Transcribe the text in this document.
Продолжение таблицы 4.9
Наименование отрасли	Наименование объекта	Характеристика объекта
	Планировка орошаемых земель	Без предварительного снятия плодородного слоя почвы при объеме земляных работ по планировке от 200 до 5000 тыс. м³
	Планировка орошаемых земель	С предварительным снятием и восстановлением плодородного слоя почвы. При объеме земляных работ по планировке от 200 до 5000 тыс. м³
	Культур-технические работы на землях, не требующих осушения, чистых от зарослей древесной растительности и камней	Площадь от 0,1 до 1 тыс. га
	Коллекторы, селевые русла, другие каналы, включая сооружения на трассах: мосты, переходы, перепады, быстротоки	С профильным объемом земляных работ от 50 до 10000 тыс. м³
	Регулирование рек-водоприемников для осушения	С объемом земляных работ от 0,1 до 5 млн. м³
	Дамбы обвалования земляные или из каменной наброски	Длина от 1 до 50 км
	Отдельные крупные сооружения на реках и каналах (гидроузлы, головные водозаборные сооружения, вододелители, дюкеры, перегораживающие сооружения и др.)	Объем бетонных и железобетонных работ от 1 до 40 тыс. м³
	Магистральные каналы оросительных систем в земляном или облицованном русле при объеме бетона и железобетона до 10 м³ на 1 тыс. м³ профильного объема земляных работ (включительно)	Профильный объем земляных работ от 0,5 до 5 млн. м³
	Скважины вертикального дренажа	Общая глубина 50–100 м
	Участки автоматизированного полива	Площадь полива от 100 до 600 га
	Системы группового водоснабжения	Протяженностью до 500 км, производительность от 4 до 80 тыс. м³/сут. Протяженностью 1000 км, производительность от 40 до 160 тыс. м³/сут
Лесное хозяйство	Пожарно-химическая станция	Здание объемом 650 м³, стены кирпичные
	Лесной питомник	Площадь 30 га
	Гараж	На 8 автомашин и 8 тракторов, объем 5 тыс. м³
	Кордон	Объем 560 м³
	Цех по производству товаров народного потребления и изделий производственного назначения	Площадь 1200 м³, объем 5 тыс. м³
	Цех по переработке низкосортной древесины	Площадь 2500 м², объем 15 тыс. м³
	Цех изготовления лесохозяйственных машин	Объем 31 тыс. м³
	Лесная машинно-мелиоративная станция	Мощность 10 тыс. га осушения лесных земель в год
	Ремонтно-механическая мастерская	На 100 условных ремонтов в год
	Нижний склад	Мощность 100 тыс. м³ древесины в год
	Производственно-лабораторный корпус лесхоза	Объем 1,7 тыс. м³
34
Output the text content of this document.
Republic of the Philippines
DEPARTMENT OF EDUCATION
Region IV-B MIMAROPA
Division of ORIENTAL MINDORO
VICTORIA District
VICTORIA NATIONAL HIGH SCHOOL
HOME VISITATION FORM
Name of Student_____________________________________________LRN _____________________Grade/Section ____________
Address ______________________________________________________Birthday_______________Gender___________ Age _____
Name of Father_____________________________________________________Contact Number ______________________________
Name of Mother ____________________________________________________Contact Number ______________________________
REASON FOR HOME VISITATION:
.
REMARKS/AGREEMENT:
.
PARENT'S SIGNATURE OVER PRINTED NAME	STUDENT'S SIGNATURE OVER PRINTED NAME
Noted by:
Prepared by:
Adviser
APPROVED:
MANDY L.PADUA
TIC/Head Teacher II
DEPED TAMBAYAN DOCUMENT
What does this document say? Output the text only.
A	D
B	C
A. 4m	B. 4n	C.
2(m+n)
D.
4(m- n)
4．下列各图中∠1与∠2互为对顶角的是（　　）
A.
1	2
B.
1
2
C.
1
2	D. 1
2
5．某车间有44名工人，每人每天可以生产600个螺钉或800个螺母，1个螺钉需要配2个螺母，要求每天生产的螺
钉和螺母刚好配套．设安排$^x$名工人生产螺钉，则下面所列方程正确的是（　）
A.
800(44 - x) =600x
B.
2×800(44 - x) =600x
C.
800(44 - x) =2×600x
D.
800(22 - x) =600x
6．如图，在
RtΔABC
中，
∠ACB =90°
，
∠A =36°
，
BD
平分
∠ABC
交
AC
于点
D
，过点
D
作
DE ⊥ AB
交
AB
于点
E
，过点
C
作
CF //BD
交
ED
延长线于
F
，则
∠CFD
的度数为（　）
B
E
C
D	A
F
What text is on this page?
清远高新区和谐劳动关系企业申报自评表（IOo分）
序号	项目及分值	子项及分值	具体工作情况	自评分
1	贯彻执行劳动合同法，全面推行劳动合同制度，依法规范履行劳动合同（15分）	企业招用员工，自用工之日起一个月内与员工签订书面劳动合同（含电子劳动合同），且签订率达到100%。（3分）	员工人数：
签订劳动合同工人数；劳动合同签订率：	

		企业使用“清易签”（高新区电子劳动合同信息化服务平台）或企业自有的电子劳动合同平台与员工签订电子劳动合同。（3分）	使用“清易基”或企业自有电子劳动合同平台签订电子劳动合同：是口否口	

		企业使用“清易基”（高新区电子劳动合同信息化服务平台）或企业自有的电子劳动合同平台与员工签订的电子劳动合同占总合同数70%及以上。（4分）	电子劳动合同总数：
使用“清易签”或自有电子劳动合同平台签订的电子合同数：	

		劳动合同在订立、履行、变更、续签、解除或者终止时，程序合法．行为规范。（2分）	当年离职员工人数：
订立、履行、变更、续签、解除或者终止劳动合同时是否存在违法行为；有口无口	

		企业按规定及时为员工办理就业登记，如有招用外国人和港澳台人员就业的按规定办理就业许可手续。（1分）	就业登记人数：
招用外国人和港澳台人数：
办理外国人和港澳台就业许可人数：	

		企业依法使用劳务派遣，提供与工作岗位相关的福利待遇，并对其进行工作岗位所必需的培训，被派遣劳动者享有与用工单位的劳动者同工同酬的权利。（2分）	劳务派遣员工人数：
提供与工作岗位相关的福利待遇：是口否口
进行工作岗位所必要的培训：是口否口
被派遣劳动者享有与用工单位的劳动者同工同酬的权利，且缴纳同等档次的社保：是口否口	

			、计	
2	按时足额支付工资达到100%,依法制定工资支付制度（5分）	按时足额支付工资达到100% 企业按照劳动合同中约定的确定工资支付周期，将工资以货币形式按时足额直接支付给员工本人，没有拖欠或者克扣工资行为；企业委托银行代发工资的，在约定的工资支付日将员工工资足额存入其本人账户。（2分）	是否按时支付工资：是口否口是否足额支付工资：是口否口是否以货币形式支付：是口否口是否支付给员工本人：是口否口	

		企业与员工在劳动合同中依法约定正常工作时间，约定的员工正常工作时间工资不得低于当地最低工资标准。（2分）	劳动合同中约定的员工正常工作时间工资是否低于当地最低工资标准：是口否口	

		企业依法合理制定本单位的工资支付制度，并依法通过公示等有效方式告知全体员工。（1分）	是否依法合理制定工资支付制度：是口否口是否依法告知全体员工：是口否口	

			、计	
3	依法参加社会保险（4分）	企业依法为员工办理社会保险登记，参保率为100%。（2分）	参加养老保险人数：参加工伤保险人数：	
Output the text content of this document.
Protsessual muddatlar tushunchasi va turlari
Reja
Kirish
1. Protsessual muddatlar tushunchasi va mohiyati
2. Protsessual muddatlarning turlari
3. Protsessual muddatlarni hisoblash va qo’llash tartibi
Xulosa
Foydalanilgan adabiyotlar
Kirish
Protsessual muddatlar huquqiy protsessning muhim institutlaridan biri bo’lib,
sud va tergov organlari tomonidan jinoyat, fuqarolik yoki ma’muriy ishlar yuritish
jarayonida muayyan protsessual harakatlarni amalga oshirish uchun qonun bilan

# Required task
Return all of the entries word for word.

# Exercise solution
Transcribe the text in this document.
Продолжение таблицы 4.9
Наименование отрасли	Наименование объекта	Характеристика объекта
	Планировка орошаемых земель	Без предварительного снятия плодородного слоя почвы при объеме земляных работ по планировке от 200 до 5000 тыс. м³
	Планировка орошаемых земель	С предварительным снятием и восстановлением плодородного слоя почвы. При объеме земляных работ по планировке от 200 до 5000 тыс. м³
	Культур-технические работы на землях, не требующих осушения, чистых от зарослей древесной растительности и камней	Площадь от 0,1 до 1 тыс. га
	Коллекторы, селевые русла, другие каналы, включая сооружения на трассах: мосты, переходы, перепады, быстротоки	С профильным объемом земляных работ от 50 до 10000 тыс. м³
	Регулирование рек-водоприемников для осушения	С объемом земляных работ от 0,1 до 5 млн. м³
	Дамбы обвалования земляные или из каменной наброски	Длина от 1 до 50 км
	Отдельные крупные сооружения на реках и каналах (гидроузлы, головные водозаборные сооружения, вододелители, дюкеры, перегораживающие сооружения и др.)	Объем бетонных и железобетонных работ от 1 до 40 тыс. м³
	Магистральные каналы оросительных систем в земляном или облицованном русле при объеме бетона и железобетона до 10 м³ на 1 тыс. м³ профильного объема земляных работ (включительно)	Профильный объем земляных работ от 0,5 до 5 млн. м³
	Скважины вертикального дренажа	Общая глубина 50–100 м
	Участки автоматизированного полива	Площадь полива от 100 до 600 га
	Системы группового водоснабжения	Протяженностью до 500 км, производительность от 4 до 80 тыс. м³/сут. Протяженностью 1000 км, производительность от 40 до 160 тыс. м³/сут
Лесное хозяйство	Пожарно-химическая станция	Здание объемом 650 м³, стены кирпичные
	Лесной питомник	Площадь 30 га
	Гараж	На 8 автомашин и 8 тракторов, объем 5 тыс. м³
	Кордон	Объем 560 м³
	Цех по производству товаров народного потребления и изделий производственного назначения	Площадь 1200 м³, объем 5 тыс. м³
	Цех по переработке низкосортной древесины	Площадь 2500 м², объем 15 тыс. м³
	Цех изготовления лесохозяйственных машин	Объем 31 тыс. м³
	Лесная машинно-мелиоративная станция	Мощность 10 тыс. га осушения лесных земель в год
	Ремонтно-механическая мастерская	На 100 условных ремонтов в год
	Нижний склад	Мощность 100 тыс. м³ древесины в год
	Производственно-лабораторный корпус лесхоза	Объем 1,7 тыс. м³
34
Output the text content of this document.
Republic of the Philippines
DEPARTMENT OF EDUCATION
Region IV-B MIMAROPA
Division of ORIENTAL MINDORO
VICTORIA District
VICTORIA NATIONAL HIGH SCHOOL
HOME VISITATION FORM
Name of Student_____________________________________________LRN _____________________Grade/Section ____________
Address ______________________________________________________Birthday_______________Gender___________ Age _____
Name of Father_____________________________________________________Contact Number ______________________________
Name of Mother ____________________________________________________Contact Number ______________________________
REASON FOR HOME VISITATION:
.
REMARKS/AGREEMENT:
.
PARENT'S SIGNATURE OVER PRINTED NAME	STUDENT'S SIGNATURE OVER PRINTED NAME
Noted by:
Prepared by:
Adviser
APPROVED:
MANDY L.PADUA
TIC/Head Teacher II
DEPED TAMBAYAN DOCUMENT
What does this document say? Output the text only.
A	D
B	C
A. 4m	B. 4n	C.
2(m+n)
D.
4(m- n)
4．下列各图中∠1与∠2互为对顶角的是（　　）
A.
1	2
B.
1
2
C.
1
2	D. 1
2
5．某车间有44名工人，每人每天可以生产600个螺钉或800个螺母，1个螺钉需要配2个螺母，要求每天生产的螺
钉和螺母刚好配套．设安排$^x$名工人生产螺钉，则下面所列方程正确的是（　）
A.
800(44 - x) =600x
B.
2×800(44 - x) =600x
C.
800(44 - x) =2×600x
D.
800(22 - x) =600x
6．如图，在
RtΔABC
中，
∠ACB =90°
，
∠A =36°
，
BD
平分
∠ABC
交
AC
于点
D
，过点
D
作
DE ⊥ AB
交
AB
于点
E
，过点
C
作
CF //BD
交
ED
延长线于
F
，则
∠CFD
的度数为（　）
B
E
C
D	A
F
What text is on this page?
清远高新区和谐劳动关系企业申报自评表（IOo分）
序号	项目及分值	子项及分值	具体工作情况	自评分
1	贯彻执行劳动合同法，全面推行劳动合同制度，依法规范履行劳动合同（15分）	企业招用员工，自用工之日起一个月内与员工签订书面劳动合同（含电子劳动合同），且签订率达到100%。（3分）	员工人数：
签订劳动合同工人数；劳动合同签订率：	

		企业使用“清易签”（高新区电子劳动合同信息化服务平台）或企业自有的电子劳动合同平台与员工签订电子劳动合同。（3分）	使用“清易基”或企业自有电子劳动合同平台签订电子劳动合同：是口否口	

		企业使用“清易基”（高新区电子劳动合同信息化服务平台）或企业自有的电子劳动合同平台与员工签订的电子劳动合同占总合同数70%及以上。（4分）	电子劳动合同总数：
使用“清易签”或自有电子劳动合同平台签订的电子合同数：	

		劳动合同在订立、履行、变更、续签、解除或者终止时，程序合法．行为规范。（2分）	当年离职员工人数：
订立、履行、变更、续签、解除或者终止劳动合同时是否存在违法行为；有口无口	

		企业按规定及时为员工办理就业登记，如有招用外国人和港澳台人员就业的按规定办理就业许可手续。（1分）	就业登记人数：
招用外国人和港澳台人数：
办理外国人和港澳台就业许可人数：	

		企业依法使用劳务派遣，提供与工作岗位相关的福利待遇，并对其进行工作岗位所必需的培训，被派遣劳动者享有与用工单位的劳动者同工同酬的权利。（2分）	劳务派遣员工人数：
提供与工作岗位相关的福利待遇：是口否口
进行工作岗位所必要的培训：是口否口
被派遣劳动者享有与用工单位的劳动者同工同酬的权利，且缴纳同等档次的社保：是口否口	

			、计	
2	按时足额支付工资达到100%,依法制定工资支付制度（5分）	按时足额支付工资达到100% 企业按照劳动合同中约定的确定工资支付周期，将工资以货币形式按时足额直接支付给员工本人，没有拖欠或者克扣工资行为；企业委托银行代发工资的，在约定的工资支付日将员工工资足额存入其本人账户。（2分）	是否按时支付工资：是口否口是否足额支付工资：是口否口是否以货币形式支付：是口否口是否支付给员工本人：是口否口	

		企业与员工在劳动合同中依法约定正常工作时间，约定的员工正常工作时间工资不得低于当地最低工资标准。（2分）	劳动合同中约定的员工正常工作时间工资是否低于当地最低工资标准：是口否口	

		企业依法合理制定本单位的工资支付制度，并依法通过公示等有效方式告知全体员工。（1分）	是否依法合理制定工资支付制度：是口否口是否依法告知全体员工：是口否口	

			、计	
3	依法参加社会保险（4分）	企业依法为员工办理社会保险登记，参保率为100%。（2分）	参加养老保险人数：参加工伤保险人数：	
Output the text content of this document.
Protsessual muddatlar tushunchasi va turlari
Reja
Kirish
1. Protsessual muddatlar tushunchasi va mohiyati
2. Protsessual muddatlarning turlari
3. Protsessual muddatlarni hisoblash va qo’llash tartibi
Xulosa
Foydalanilgan adabiyotlar
Kirish
Protsessual muddatlar huquqiy protsessning muhim institutlaridan biri bo’lib,
sud va tergov organlari tomonidan jinoyat, fuqarolik yoki ma’muriy ishlar yuritish
jarayonida muayyan protsessual harakatlarni amalga oshirish uchun qonun bilan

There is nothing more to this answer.